Count every line of the listing where the string "schönes" occurs, and reply with the count alone.

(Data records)
----

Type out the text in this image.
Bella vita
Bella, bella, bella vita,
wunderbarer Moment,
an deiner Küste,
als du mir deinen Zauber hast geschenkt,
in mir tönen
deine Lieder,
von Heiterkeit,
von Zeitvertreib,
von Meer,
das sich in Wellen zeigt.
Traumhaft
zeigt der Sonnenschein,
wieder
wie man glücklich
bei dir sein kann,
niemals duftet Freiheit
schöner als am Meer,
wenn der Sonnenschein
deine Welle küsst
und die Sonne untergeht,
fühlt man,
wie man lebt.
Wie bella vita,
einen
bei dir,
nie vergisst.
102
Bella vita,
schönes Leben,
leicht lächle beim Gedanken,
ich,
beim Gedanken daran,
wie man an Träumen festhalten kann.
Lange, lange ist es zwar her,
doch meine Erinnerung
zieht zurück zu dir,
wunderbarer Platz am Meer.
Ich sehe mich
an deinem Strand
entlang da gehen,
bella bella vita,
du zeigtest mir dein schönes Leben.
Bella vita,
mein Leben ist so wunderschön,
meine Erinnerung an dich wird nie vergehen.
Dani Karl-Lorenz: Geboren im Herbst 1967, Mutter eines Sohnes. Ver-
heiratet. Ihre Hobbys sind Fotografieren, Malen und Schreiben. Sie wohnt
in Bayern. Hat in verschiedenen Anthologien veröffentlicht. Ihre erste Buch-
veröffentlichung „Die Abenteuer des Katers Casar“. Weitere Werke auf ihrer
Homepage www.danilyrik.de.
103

----

SOLUTION TO THE EXERCISE:
2